Identify the lines that contain the string "name" and copy all of them.

--------------------

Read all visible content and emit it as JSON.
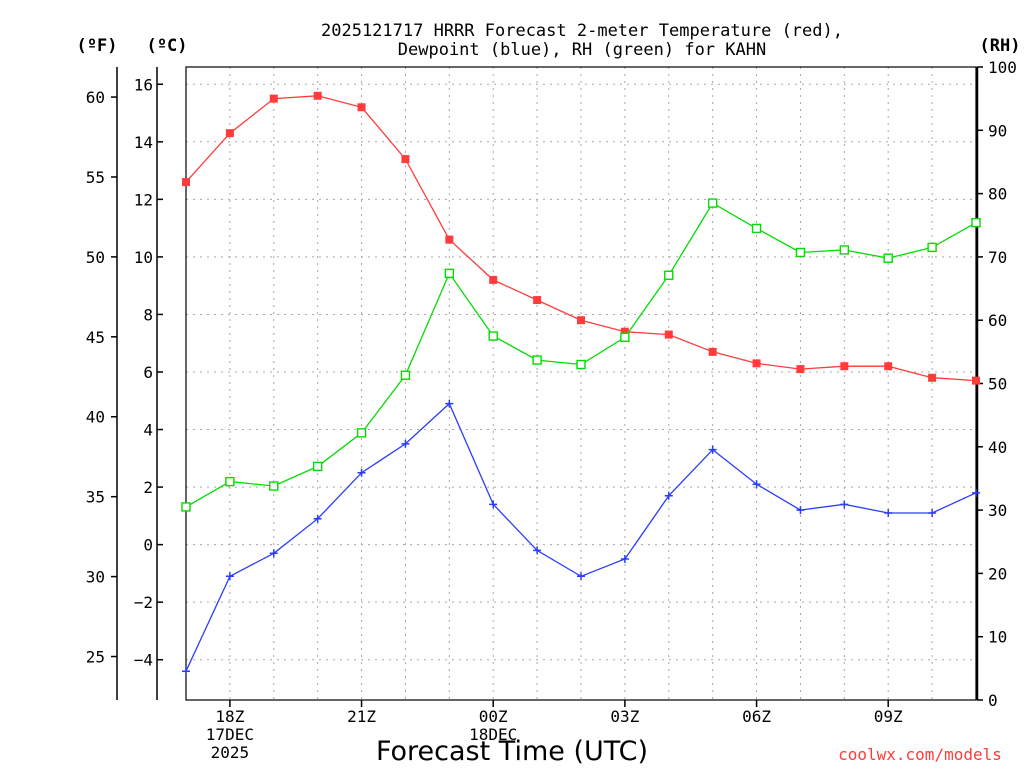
{
  "chart_data": {
    "type": "line",
    "title_line1": "2025121717 HRRR Forecast 2-meter Temperature (red),",
    "title_line2": "Dewpoint (blue), RH (green) for KAHN",
    "xlabel": "Forecast Time (UTC)",
    "credit": "coolwx.com/models",
    "units": {
      "fahrenheit": "(ºF)",
      "celsius": "(ºC)",
      "rh": "(RH)"
    },
    "x_hours": [
      17,
      18,
      19,
      20,
      21,
      22,
      23,
      24,
      25,
      26,
      27,
      28,
      29,
      30,
      31,
      32,
      33,
      34,
      35
    ],
    "xlim": [
      17,
      35
    ],
    "x_ticks": [
      {
        "hour": 18,
        "lines": [
          "18Z",
          "17DEC",
          "2025"
        ]
      },
      {
        "hour": 21,
        "lines": [
          "21Z"
        ]
      },
      {
        "hour": 24,
        "lines": [
          "00Z",
          "18DEC"
        ]
      },
      {
        "hour": 27,
        "lines": [
          "03Z"
        ]
      },
      {
        "hour": 30,
        "lines": [
          "06Z"
        ]
      },
      {
        "hour": 33,
        "lines": [
          "09Z"
        ]
      }
    ],
    "celsius_axis": {
      "ylim": [
        -5.4,
        16.6
      ],
      "ticks": [
        -4,
        -2,
        0,
        2,
        4,
        6,
        8,
        10,
        12,
        14,
        16
      ],
      "labels": [
        "−4",
        "−2",
        "0",
        "2",
        "4",
        "6",
        "8",
        "10",
        "12",
        "14",
        "16"
      ]
    },
    "fahrenheit_axis": {
      "ticks": [
        25,
        30,
        35,
        40,
        45,
        50,
        55,
        60
      ]
    },
    "rh_axis": {
      "ylim": [
        0,
        100
      ],
      "ticks": [
        0,
        10,
        20,
        30,
        40,
        50,
        60,
        70,
        80,
        90,
        100
      ]
    },
    "series": [
      {
        "name": "Temperature",
        "axis": "celsius",
        "color": "#ff3b3b",
        "marker": "filled-square",
        "values": [
          12.6,
          14.3,
          15.5,
          15.6,
          15.2,
          13.4,
          10.6,
          9.2,
          8.5,
          7.8,
          7.4,
          7.3,
          6.7,
          6.3,
          6.1,
          6.2,
          6.2,
          5.8,
          5.7
        ]
      },
      {
        "name": "Dewpoint",
        "axis": "celsius",
        "color": "#2a3cff",
        "marker": "plus",
        "values": [
          -4.4,
          -1.1,
          -0.3,
          0.9,
          2.5,
          3.5,
          4.9,
          1.4,
          -0.2,
          -1.1,
          -0.5,
          1.7,
          3.3,
          2.1,
          1.2,
          1.4,
          1.1,
          1.1,
          1.8
        ]
      },
      {
        "name": "RH",
        "axis": "rh",
        "color": "#00dd00",
        "marker": "open-square",
        "values": [
          30.5,
          34.5,
          33.8,
          36.9,
          42.2,
          51.3,
          67.4,
          57.5,
          53.7,
          53.0,
          57.3,
          67.1,
          78.5,
          74.5,
          70.7,
          71.1,
          69.8,
          71.5,
          75.4
        ]
      }
    ]
  }
}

--------------------

## Reply to the exercise
        "name": "Temperature",
        "name": "Dewpoint",
        "name": "RH",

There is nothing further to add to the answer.